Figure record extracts
•••••
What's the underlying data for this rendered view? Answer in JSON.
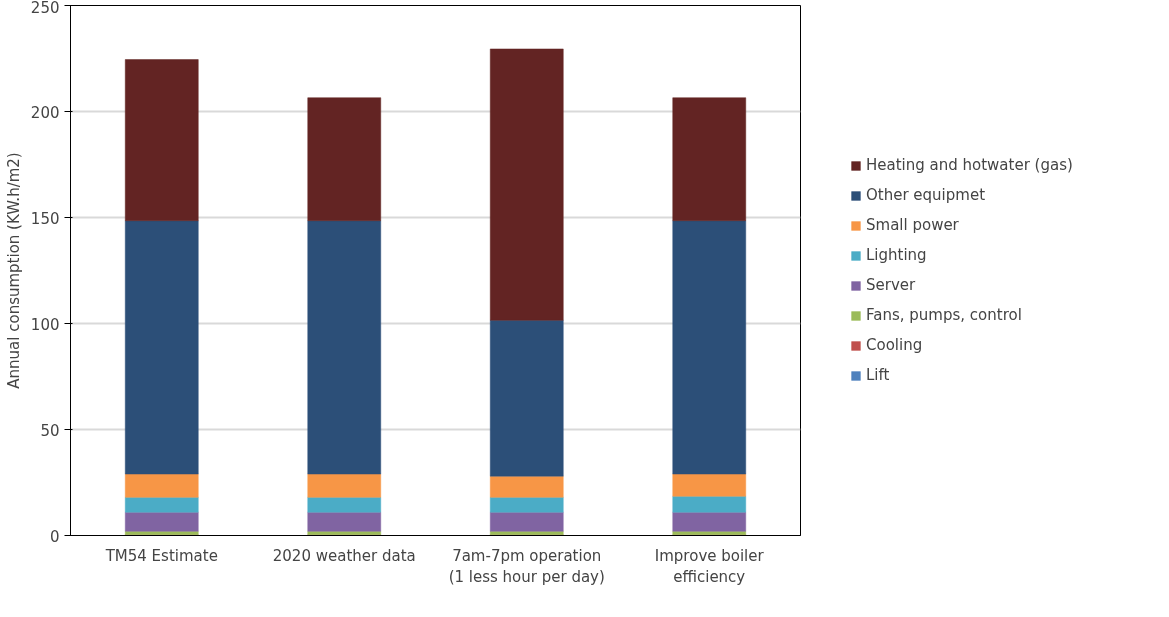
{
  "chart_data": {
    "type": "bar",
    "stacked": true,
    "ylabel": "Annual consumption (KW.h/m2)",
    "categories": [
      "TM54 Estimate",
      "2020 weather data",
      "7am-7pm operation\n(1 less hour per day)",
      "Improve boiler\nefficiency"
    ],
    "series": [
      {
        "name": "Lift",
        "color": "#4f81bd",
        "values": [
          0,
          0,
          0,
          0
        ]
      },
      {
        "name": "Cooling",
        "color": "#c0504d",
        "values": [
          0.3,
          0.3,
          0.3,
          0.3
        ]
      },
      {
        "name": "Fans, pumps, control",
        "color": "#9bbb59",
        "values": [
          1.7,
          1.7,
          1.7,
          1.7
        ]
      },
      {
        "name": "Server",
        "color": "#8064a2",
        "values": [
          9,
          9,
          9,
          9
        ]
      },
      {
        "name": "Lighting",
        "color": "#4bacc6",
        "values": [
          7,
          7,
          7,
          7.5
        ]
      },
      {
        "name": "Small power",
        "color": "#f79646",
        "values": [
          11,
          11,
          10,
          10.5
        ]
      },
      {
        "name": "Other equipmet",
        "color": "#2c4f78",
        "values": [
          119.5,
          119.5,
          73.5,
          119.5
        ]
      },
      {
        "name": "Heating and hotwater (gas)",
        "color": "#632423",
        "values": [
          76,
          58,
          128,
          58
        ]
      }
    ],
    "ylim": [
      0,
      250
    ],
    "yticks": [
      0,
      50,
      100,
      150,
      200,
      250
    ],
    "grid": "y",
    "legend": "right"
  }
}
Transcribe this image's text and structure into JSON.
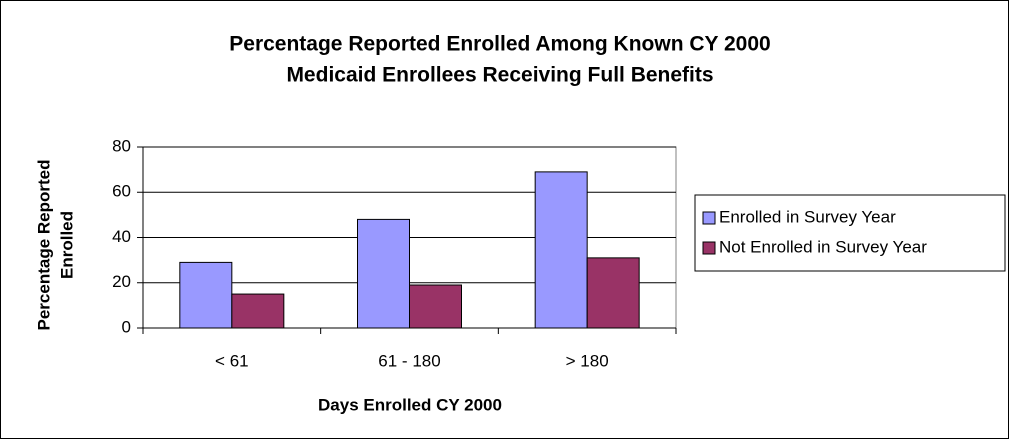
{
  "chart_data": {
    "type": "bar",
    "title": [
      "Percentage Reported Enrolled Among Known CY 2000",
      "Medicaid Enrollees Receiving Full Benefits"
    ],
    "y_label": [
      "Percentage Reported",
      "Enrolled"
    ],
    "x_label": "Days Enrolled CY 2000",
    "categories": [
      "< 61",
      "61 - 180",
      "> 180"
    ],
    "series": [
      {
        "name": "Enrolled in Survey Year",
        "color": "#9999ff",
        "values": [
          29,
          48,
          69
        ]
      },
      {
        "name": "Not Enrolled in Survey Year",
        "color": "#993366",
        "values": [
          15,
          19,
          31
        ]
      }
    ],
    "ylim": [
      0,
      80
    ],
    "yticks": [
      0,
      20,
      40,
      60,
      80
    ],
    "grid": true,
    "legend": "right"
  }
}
•••••
Aim: Copy the data character for character, but drop all pictures from the copy.

Solution for this problem:
What's the underlying data for this rendered view? Answer in JSON.
{
  "chart_data": {
    "type": "bar",
    "stacked": true,
    "ylabel": "Annual consumption (KW.h/m2)",
    "categories": [
      "TM54 Estimate",
      "2020 weather data",
      "7am-7pm operation\n(1 less hour per day)",
      "Improve boiler\nefficiency"
    ],
    "series": [
      {
        "name": "Lift",
        "color": "#4f81bd",
        "values": [
          0,
          0,
          0,
          0
        ]
      },
      {
        "name": "Cooling",
        "color": "#c0504d",
        "values": [
          0.3,
          0.3,
          0.3,
          0.3
        ]
      },
      {
        "name": "Fans, pumps, control",
        "color": "#9bbb59",
        "values": [
          1.7,
          1.7,
          1.7,
          1.7
        ]
      },
      {
        "name": "Server",
        "color": "#8064a2",
        "values": [
          9,
          9,
          9,
          9
        ]
      },
      {
        "name": "Lighting",
        "color": "#4bacc6",
        "values": [
          7,
          7,
          7,
          7.5
        ]
      },
      {
        "name": "Small power",
        "color": "#f79646",
        "values": [
          11,
          11,
          10,
          10.5
        ]
      },
      {
        "name": "Other equipmet",
        "color": "#2c4f78",
        "values": [
          119.5,
          119.5,
          73.5,
          119.5
        ]
      },
      {
        "name": "Heating and hotwater (gas)",
        "color": "#632423",
        "values": [
          76,
          58,
          128,
          58
        ]
      }
    ],
    "ylim": [
      0,
      250
    ],
    "yticks": [
      0,
      50,
      100,
      150,
      200,
      250
    ],
    "grid": "y",
    "legend": "right"
  }
}
Transcribe this image's text and structure into JSON.
{
  "chart_data": {
    "type": "bar",
    "title": [
      "Percentage Reported Enrolled Among Known CY 2000",
      "Medicaid Enrollees Receiving Full Benefits"
    ],
    "y_label": [
      "Percentage Reported",
      "Enrolled"
    ],
    "x_label": "Days Enrolled CY 2000",
    "categories": [
      "< 61",
      "61 - 180",
      "> 180"
    ],
    "series": [
      {
        "name": "Enrolled in Survey Year",
        "color": "#9999ff",
        "values": [
          29,
          48,
          69
        ]
      },
      {
        "name": "Not Enrolled in Survey Year",
        "color": "#993366",
        "values": [
          15,
          19,
          31
        ]
      }
    ],
    "ylim": [
      0,
      80
    ],
    "yticks": [
      0,
      20,
      40,
      60,
      80
    ],
    "grid": true,
    "legend": "right"
  }
}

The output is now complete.